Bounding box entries

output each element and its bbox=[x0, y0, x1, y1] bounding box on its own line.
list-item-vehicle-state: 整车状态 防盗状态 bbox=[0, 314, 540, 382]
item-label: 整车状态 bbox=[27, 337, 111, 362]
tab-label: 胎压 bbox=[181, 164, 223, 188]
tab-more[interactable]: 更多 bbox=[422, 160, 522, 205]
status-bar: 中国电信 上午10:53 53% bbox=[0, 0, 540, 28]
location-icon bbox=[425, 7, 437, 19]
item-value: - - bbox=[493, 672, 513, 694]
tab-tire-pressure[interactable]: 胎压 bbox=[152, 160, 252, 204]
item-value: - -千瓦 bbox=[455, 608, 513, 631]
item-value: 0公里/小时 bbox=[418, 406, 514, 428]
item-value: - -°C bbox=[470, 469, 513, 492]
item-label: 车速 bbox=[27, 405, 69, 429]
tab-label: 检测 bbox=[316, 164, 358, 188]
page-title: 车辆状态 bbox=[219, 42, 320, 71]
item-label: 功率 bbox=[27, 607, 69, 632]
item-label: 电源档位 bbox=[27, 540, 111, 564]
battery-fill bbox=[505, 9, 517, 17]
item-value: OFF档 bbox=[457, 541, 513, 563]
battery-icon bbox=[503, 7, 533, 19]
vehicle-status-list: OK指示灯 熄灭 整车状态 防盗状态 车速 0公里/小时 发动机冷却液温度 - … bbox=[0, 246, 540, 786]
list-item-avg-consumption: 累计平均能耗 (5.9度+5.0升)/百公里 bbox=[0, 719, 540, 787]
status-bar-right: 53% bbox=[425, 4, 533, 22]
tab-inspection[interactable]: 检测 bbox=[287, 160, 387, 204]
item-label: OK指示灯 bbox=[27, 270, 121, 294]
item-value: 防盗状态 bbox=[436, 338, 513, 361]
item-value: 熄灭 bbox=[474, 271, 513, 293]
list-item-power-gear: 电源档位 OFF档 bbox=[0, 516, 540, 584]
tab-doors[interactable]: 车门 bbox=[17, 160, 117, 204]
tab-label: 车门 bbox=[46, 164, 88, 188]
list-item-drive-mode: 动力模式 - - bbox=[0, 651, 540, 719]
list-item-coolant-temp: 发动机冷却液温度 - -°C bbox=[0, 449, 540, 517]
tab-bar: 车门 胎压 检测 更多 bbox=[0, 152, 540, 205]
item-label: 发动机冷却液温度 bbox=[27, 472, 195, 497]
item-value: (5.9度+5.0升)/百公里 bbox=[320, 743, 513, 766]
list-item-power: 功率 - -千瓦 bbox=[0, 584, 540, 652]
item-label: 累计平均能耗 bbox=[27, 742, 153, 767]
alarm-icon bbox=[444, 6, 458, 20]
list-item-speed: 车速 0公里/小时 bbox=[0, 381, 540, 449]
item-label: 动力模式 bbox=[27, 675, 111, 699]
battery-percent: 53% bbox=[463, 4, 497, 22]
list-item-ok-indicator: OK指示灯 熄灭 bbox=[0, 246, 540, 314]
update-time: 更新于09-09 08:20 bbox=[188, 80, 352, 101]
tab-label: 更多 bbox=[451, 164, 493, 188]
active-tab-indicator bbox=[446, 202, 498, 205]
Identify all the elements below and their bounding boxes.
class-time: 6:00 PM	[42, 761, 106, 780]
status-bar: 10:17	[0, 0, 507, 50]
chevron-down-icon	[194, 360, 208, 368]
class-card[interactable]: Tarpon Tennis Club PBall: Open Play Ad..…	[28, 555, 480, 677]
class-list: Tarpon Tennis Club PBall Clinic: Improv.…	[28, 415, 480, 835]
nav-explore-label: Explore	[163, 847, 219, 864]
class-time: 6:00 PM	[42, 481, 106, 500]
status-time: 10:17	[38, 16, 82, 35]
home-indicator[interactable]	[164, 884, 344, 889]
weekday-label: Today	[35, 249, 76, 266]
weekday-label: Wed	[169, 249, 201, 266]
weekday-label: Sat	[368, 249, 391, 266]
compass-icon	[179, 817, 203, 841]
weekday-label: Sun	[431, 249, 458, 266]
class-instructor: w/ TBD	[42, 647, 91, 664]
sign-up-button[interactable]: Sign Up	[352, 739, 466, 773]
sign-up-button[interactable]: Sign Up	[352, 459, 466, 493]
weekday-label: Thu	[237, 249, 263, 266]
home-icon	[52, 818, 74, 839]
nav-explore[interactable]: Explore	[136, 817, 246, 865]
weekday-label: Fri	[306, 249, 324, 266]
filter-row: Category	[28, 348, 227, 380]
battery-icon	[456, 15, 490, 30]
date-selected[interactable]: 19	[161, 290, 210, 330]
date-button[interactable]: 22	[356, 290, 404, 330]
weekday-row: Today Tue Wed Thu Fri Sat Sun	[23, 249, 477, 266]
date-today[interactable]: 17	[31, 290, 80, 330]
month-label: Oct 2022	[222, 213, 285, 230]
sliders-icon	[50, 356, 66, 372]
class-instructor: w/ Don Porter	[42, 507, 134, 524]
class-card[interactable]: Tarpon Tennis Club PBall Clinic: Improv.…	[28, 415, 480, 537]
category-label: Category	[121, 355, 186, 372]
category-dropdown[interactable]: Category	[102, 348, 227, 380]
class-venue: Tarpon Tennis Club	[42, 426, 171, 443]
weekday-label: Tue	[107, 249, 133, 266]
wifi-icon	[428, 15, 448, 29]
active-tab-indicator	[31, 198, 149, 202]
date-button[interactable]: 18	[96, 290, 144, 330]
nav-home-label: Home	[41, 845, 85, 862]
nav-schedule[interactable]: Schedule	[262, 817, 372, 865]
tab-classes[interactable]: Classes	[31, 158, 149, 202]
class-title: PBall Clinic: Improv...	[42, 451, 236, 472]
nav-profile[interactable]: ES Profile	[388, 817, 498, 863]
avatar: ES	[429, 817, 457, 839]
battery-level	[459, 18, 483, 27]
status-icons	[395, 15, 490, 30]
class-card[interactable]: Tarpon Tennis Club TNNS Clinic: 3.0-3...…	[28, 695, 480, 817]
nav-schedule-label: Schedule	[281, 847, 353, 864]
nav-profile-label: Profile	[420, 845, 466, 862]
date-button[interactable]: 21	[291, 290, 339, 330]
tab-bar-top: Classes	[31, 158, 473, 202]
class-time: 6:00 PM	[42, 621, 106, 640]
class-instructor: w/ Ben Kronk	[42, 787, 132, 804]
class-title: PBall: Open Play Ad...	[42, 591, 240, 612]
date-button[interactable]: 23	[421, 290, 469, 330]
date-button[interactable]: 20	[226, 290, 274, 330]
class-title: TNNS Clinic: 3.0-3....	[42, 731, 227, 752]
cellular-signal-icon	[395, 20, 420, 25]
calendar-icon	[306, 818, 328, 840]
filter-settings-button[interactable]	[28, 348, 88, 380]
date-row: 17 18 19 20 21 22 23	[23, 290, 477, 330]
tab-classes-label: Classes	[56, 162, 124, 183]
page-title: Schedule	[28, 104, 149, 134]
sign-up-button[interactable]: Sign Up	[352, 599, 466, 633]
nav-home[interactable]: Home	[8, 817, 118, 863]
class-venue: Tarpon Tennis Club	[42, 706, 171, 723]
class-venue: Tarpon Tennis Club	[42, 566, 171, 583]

- _Task requirements_
Convert the lines of the entries, starting at the first line and ending at the line that contains "item-value: 0公里/小时 bbox=[418, 406, 514, 428]", into a JSON list of strings with one string per line and no blank lines.

- _Solution to the problem_
[
  "output each element and its bbox=[x0, y0, x1, y1] bounding box on its own line.",
  "list-item-vehicle-state: 整车状态 防盗状态 bbox=[0, 314, 540, 382]",
  "item-label: 整车状态 bbox=[27, 337, 111, 362]",
  "tab-label: 胎压 bbox=[181, 164, 223, 188]",
  "tab-more[interactable]: 更多 bbox=[422, 160, 522, 205]",
  "status-bar: 中国电信 上午10:53 53% bbox=[0, 0, 540, 28]",
  "location-icon bbox=[425, 7, 437, 19]",
  "item-value: - - bbox=[493, 672, 513, 694]",
  "tab-tire-pressure[interactable]: 胎压 bbox=[152, 160, 252, 204]",
  "item-value: - -千瓦 bbox=[455, 608, 513, 631]",
  "item-value: 0公里/小时 bbox=[418, 406, 514, 428]"
]